Reproduce the passage of the forum comments below verbatim, from "Now that I actually" to "in your field.".

**Text block**
=====
11 upvotes, 1 direct replies

In my 20s, if I needed to blow everything up, move to a city to find work, couch surf, and starve or otherwise go broke until I found it, that was an acceptable sacrifice to make.

Now that I actually *have* a career and experience in my industry, the prospect of just dropping it to move to a place to start again just becomes that much more horrifying. I'd rather find work in my industry in this or that city, *then* plan the move, because if I do it the other way, I lose all my bargaining power wrt current salary vs. salary offered at the new gig, and gaps in employment start to be way more important than in your 20s.

At 40, with maybe only 20-30 years left in my career, I have that much less time to recover from career mistakes or financial setbacks than I did in my early 20s. And the longer you're without work, even if the reason is "I needed to be [in current city] in order to get interviews and find work", the less 'current' your experience becomes, and the harder it is to find new work in your field.

Comment by CatsCoffeeCurls at 17/03/2025 at 18:07 UTC

3 upvotes, 0 direct replies

I was more inclined to job hop, put up with far less, and was fired from more jobs than I care to mention. While I'm still a serial job hopper now in my mid to late 30s, the motivation is to add more to my bottom line faster than I'd get staying in one place too long. I'd say a lot of moves now are more strategic and purposeful when before I was just bored. Still have more than my share of discipline and misconduct issues, but I've been better behaved since I have something to lose nowadays.
=====
Records from a data source:
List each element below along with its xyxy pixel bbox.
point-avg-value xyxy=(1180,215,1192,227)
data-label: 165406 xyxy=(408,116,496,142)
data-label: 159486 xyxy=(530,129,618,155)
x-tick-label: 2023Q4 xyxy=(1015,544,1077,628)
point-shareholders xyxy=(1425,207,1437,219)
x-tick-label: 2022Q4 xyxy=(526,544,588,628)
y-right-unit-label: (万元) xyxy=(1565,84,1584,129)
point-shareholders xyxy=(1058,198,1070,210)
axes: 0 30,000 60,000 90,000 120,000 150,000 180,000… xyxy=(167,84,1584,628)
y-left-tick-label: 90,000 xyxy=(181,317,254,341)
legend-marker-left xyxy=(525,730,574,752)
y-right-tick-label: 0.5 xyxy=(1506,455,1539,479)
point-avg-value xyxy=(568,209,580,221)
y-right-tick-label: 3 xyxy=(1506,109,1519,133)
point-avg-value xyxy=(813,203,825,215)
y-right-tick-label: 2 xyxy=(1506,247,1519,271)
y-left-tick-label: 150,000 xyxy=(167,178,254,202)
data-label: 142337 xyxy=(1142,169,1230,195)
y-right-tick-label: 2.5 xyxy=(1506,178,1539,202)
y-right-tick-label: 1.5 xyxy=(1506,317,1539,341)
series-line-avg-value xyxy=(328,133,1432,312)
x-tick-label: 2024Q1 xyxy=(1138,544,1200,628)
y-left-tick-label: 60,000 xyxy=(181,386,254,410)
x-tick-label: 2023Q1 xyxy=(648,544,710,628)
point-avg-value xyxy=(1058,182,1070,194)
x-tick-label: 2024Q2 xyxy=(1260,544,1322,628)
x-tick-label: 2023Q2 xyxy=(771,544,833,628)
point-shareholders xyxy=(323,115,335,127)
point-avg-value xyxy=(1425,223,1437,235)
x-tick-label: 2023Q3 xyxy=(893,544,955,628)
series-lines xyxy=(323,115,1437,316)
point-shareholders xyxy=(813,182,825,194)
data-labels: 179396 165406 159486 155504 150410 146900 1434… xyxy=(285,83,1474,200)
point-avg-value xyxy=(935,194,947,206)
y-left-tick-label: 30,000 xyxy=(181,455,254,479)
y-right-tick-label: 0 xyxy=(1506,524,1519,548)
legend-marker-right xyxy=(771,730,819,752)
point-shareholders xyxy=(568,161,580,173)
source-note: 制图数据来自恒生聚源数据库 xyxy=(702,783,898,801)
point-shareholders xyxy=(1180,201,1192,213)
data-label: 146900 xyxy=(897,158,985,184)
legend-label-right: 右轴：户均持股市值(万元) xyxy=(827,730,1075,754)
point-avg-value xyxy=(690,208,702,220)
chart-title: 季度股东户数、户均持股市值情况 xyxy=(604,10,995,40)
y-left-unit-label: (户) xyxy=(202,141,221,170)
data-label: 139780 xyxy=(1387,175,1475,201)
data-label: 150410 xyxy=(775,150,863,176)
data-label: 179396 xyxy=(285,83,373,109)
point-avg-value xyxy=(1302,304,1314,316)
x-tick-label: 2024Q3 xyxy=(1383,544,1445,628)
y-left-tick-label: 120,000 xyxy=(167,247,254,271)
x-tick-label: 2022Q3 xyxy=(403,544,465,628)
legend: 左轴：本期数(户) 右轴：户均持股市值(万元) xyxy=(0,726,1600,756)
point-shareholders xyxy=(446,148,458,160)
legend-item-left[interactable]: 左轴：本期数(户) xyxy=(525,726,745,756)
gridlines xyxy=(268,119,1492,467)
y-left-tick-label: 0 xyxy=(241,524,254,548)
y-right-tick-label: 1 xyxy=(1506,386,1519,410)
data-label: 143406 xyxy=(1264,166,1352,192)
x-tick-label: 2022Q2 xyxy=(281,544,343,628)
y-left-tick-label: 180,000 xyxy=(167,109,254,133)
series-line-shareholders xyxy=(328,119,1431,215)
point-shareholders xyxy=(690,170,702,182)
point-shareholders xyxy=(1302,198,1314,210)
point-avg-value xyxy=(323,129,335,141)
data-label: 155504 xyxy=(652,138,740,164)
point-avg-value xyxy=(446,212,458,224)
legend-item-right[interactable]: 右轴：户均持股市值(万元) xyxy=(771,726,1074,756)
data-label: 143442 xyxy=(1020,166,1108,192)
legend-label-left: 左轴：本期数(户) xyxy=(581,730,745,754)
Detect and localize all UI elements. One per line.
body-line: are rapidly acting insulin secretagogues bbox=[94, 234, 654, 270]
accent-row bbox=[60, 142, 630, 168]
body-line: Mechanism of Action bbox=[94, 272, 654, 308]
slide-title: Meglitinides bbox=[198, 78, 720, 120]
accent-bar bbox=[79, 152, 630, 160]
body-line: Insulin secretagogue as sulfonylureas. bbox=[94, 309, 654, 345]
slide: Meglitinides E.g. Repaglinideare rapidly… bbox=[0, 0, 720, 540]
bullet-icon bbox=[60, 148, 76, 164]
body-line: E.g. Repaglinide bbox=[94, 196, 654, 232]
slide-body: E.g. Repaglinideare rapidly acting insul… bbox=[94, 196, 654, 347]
=====
**Completed task**
Now that I actually *have* a career and experience in my industry, the prospect of just dropping it to move to a place to start again just becomes that much more horrifying. I'd rather find work in my industry in this or that city, *then* plan the move, because if I do it the other way, I lose all my bargaining power wrt current salary vs. salary offered at the new gig, and gaps in employment start to be way more important than in your 20s.

At 40, with maybe only 20-30 years left in my career, I have that much less time to recover from career mistakes or financial setbacks than I did in my early 20s. And the longer you're without work, even if the reason is "I needed to be [in current city] in order to get interviews and find work", the less 'current' your experience becomes, and the harder it is to find new work in your field.